Written request: Below are the records; collect from them each line containing the string "CHAMBER".

Items:
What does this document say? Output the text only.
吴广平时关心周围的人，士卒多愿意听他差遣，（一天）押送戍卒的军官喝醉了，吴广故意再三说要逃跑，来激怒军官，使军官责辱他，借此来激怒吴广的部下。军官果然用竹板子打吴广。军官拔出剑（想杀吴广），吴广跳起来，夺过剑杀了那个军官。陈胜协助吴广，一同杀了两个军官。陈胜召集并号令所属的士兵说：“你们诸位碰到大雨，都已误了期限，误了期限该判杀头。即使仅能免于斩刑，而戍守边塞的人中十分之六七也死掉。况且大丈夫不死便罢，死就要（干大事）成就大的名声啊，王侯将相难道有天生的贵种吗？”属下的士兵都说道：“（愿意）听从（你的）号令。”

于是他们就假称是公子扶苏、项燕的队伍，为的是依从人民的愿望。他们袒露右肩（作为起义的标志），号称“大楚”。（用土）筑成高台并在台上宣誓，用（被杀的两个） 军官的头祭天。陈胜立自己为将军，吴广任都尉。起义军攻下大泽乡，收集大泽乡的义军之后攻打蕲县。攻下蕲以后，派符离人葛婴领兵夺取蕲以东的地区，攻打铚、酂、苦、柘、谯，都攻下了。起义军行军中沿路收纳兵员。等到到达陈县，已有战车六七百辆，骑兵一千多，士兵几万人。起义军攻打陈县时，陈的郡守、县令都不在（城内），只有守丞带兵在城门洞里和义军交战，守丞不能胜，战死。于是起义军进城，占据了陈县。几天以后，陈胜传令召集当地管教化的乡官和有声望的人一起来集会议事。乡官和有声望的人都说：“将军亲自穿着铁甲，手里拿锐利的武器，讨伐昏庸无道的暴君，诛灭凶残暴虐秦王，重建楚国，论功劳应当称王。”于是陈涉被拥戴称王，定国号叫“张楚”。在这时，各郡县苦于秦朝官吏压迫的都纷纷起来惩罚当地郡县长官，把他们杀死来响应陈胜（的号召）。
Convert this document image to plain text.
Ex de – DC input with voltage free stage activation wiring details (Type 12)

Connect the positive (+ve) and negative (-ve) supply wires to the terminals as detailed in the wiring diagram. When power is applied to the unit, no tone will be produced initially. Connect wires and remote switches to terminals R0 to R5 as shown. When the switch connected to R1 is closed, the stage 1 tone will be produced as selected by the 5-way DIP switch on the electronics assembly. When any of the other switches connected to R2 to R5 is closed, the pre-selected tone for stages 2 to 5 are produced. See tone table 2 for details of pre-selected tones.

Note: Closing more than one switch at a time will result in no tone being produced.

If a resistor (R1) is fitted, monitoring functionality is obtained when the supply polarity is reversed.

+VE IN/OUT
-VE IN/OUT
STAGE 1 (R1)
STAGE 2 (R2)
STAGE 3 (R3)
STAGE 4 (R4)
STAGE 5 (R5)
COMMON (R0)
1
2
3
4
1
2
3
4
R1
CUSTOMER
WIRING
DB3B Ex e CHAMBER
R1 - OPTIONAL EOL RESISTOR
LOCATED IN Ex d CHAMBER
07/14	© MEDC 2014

Answer to the exercise:
DB3B Ex e CHAMBER
LOCATED IN Ex d CHAMBER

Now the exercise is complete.